(Data entries)
--- start ---

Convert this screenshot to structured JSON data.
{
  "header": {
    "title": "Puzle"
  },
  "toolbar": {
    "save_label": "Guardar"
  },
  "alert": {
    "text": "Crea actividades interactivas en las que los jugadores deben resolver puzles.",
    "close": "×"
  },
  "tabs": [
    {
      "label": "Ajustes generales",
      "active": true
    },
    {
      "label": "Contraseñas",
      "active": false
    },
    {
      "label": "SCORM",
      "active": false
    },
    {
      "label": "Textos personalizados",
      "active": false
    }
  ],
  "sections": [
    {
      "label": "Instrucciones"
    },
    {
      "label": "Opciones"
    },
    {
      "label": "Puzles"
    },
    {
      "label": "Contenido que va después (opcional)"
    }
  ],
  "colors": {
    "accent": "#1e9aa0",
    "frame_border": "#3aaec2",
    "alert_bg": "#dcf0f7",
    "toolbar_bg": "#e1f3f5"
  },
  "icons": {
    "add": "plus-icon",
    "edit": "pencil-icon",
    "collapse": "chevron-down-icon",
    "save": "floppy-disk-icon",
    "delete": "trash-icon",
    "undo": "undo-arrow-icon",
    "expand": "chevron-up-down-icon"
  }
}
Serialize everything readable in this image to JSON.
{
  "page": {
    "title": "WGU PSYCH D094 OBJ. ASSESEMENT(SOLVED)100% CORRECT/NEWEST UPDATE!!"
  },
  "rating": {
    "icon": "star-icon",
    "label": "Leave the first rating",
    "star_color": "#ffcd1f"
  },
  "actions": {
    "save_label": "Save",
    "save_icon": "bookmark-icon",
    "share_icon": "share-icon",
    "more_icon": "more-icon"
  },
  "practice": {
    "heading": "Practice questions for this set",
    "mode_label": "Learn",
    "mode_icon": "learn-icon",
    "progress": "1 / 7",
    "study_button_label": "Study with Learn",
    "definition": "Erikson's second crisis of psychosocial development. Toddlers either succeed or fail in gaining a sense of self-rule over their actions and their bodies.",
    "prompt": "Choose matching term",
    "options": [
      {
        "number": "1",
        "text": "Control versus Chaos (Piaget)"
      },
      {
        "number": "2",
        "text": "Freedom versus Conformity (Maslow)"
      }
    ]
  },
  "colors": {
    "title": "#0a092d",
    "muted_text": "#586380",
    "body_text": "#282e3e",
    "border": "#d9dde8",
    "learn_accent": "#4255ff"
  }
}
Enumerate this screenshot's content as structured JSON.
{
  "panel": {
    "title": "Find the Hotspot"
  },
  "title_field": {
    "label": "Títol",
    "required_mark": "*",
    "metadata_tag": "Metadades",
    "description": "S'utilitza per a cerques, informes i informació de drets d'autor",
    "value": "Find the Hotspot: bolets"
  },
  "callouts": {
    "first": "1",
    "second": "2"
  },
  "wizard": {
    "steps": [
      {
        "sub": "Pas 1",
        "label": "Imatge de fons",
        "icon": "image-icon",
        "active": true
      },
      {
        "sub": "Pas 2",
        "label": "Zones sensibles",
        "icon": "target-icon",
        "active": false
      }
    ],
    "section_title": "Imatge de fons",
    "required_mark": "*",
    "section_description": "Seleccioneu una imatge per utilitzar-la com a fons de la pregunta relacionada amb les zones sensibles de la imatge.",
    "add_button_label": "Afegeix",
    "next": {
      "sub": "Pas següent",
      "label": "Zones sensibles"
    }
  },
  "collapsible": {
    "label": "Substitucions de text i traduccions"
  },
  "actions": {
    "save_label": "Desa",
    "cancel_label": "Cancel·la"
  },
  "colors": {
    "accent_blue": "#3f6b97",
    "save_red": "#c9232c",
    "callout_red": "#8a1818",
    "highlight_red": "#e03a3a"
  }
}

--- end ---

- Exercise prompt
Collect from the data above every line that includes "JSON".

- Answer to this task
Convert this screenshot to structured JSON data.
Serialize everything readable in this image to JSON.
Enumerate this screenshot's content as structured JSON.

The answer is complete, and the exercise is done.